[CONSIGNES]
1. Selon le texte sur James Turrell, en quelle année l'artiste présente-t-il ses premières projections de lumière ?
2. Résumez en deux phrases le texte sur James Turrell.
3. Rédigez la suite du texte sur James Turrell après sa dernière phrase, s'il vous plaît.

James Turrel: la matière de la couleur

29.06.2018
James Turrell - The light inside.

James Turrell - The light inside.

James Turrell est un artiste américain vivant. Sa matière première est la lumière. Cette lumière est indissociable de l’espace vide qu’elle emplit. Son art est ainsi une œuvre d’immatérialité qui se vit plus encore qu’elle ne se voit, et dont le matériau ultime est la perception du spectateur.

Diplômé en mathématique et en psychologie de la perception avant de parachever un cursus universitaire en art, James Turrell présente ses premières projections de lumière en 1969. Cette recherche expérimentale en lumière – en ce sens qu’elle implique un public qui s’éprouve au sein de ses œuvres de spatialisation lumineuse – constitue l’essentiel de ses travaux, souvent désignés par l’expression d’ « environnement perceptuel. »

Si la lumière est presque toujours associée à l’intelligibilité, à la clarté des idées et des représentations, à la compréhension d’un espace géographique, James Turrell met au rebours la lumière à l’épreuve sensorielle afin de donner à voir son ombre, son mystère, ses mirages et son invitation à la méditation spatiale et cosmique, plutôt qu’à la pensée géométrique aux angles et aux arêtes délimités.

[JEU DE DONNÉES]
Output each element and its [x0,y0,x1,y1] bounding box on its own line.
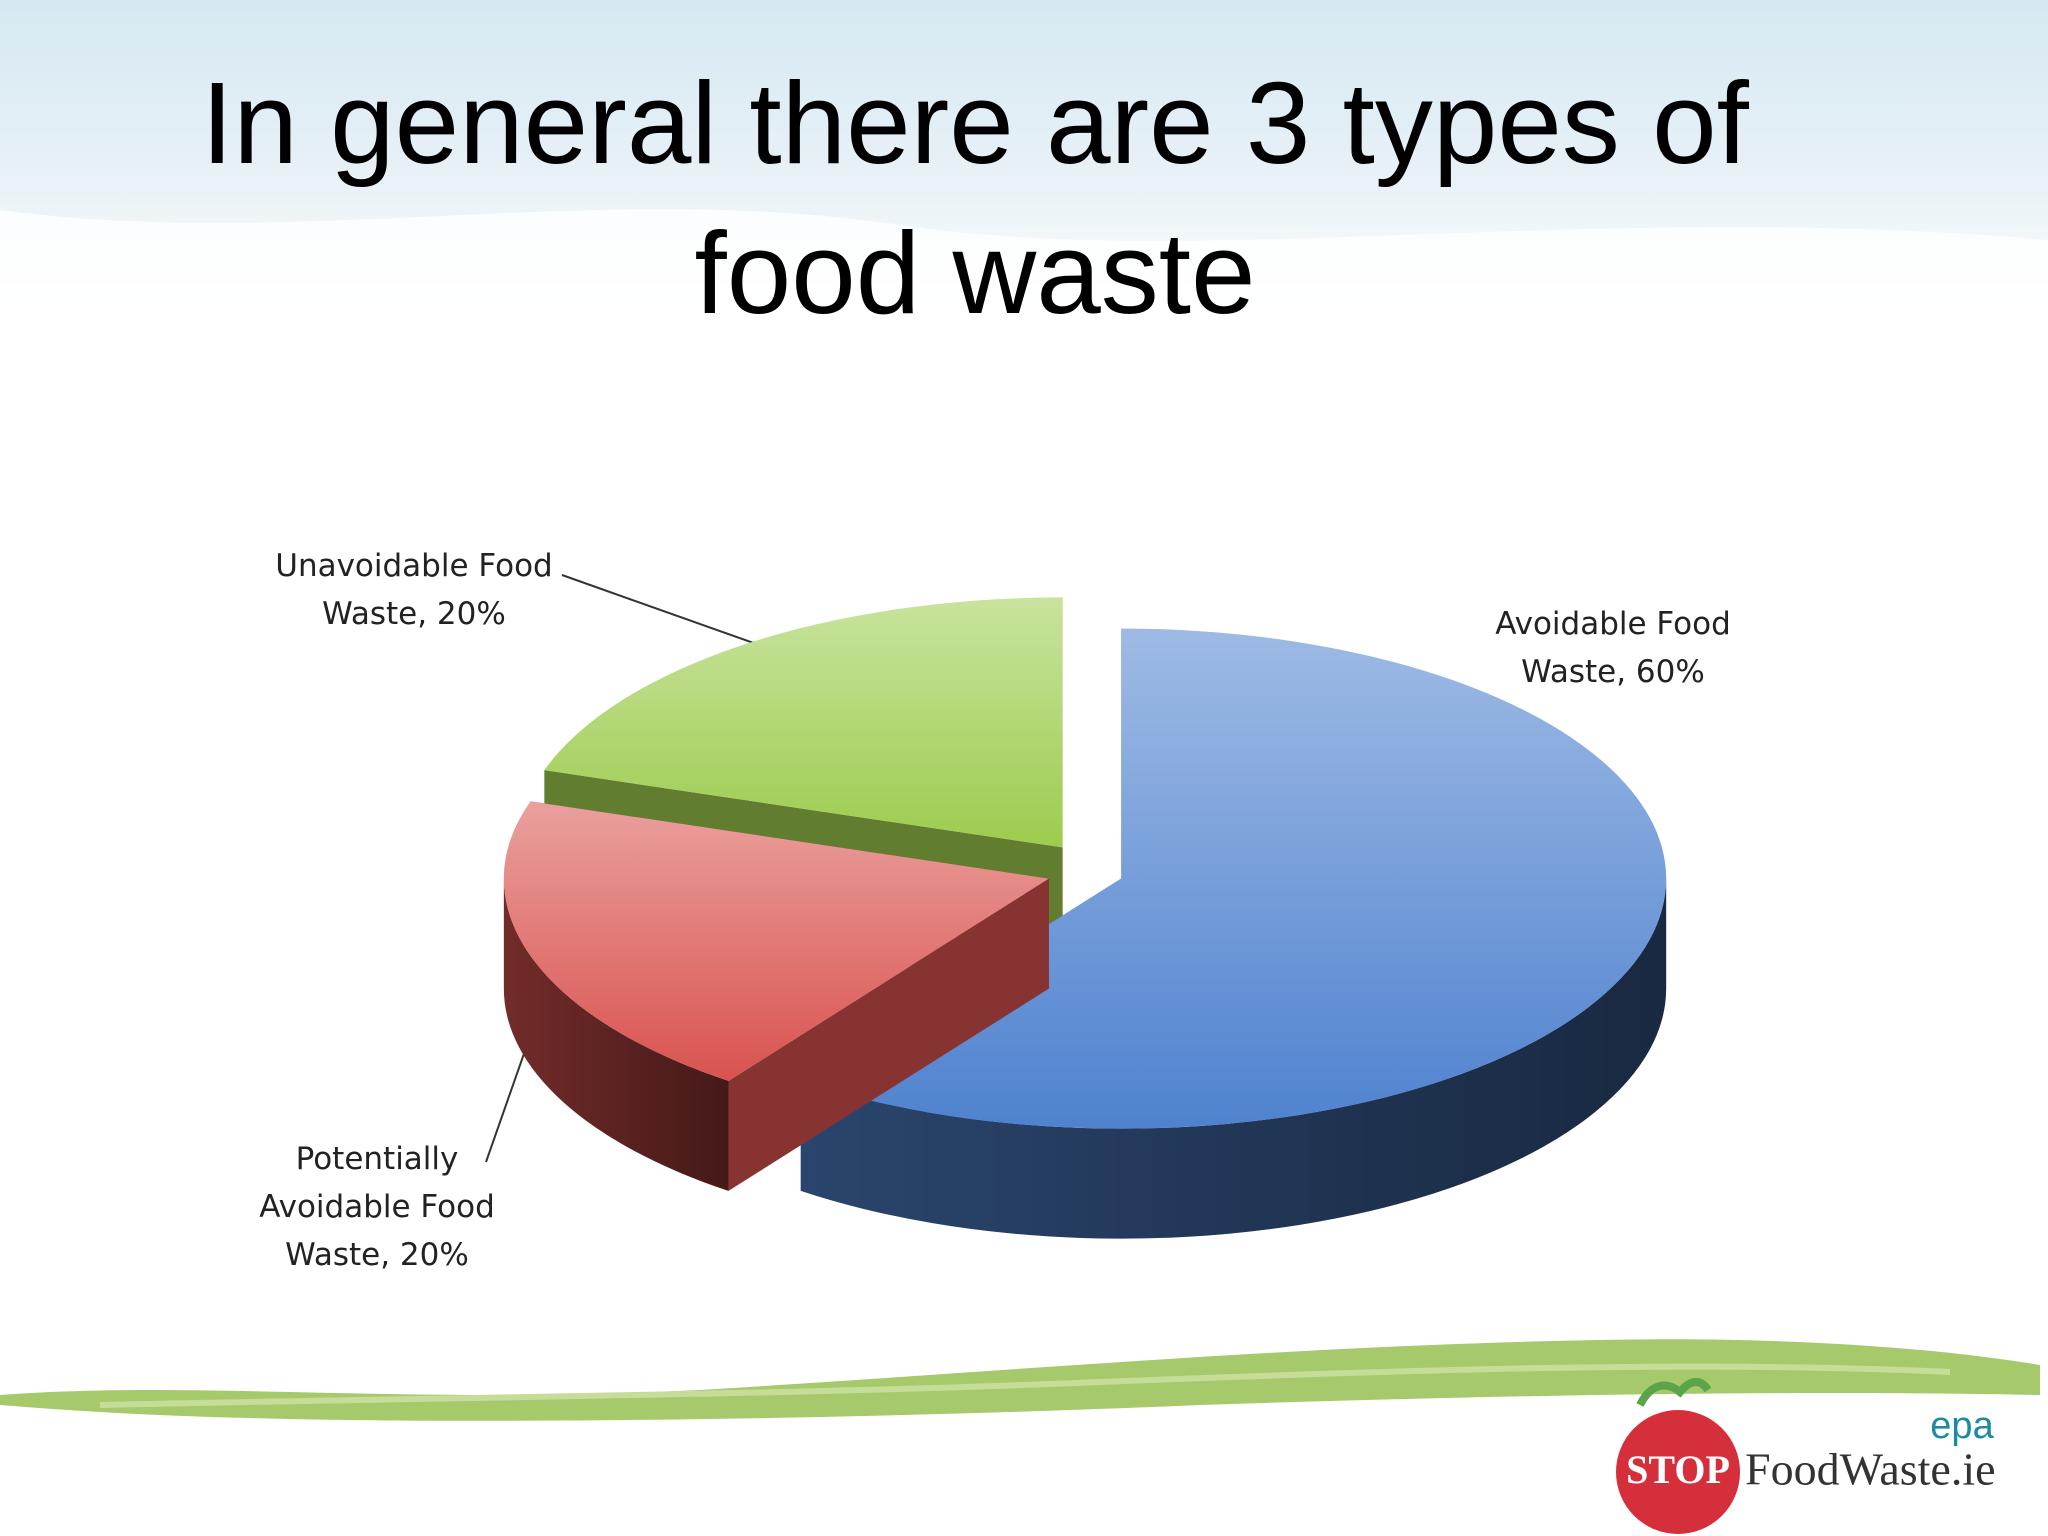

[RÉPONSES]
1. En 1969.

2. James Turrell est un artiste américain vivant dont la matière première est la lumière, indissociable de l'espace vide qu'elle emplit, et dont le matériau ultime est la perception du spectateur. Depuis ses premières projections en 1969, ses travaux, souvent désignés comme des « environnements perceptuels », mettent la lumière à l'épreuve sensorielle pour en révéler l'ombre, le mystère, les mirages et l'invitation à la méditation spatiale et cosmique.

3.
L’œuvre de Turrell est considérable. Nombre de ses travaux sont déjà collectionnés par les plus grands musées et collections privées. A moins que l’artiste exprime son dissentiment à cette approche, il semble permis de distinguer deux pans dans ses travaux : le premier regroupe ceux qui travaillent la lumière artificielle, le second ceux qui mettent en scène et en condition perceptive la lumière naturelle.
Ces deux pans sont une approche architecturale de la lumière. Dans le premier, ce sont les projections de lumières qui bâtissent l’architecture de son dispositif, tandis que l’autre crée des aménagements architecturaux (les « skyspaces ») laissant pénétrer la lumière naturelle.

Les œuvres de lumière artificielle créent leur espace, avec ses lignes de lumières et ses murs de couleurs, ses mutations chromatiques qui font errer l’esprit hors de ses repères tangibles. Ces œuvres-là seront aménageables dans des musées, transportables et ré-agencées selon le lieu, ou éventuellement l’évènement.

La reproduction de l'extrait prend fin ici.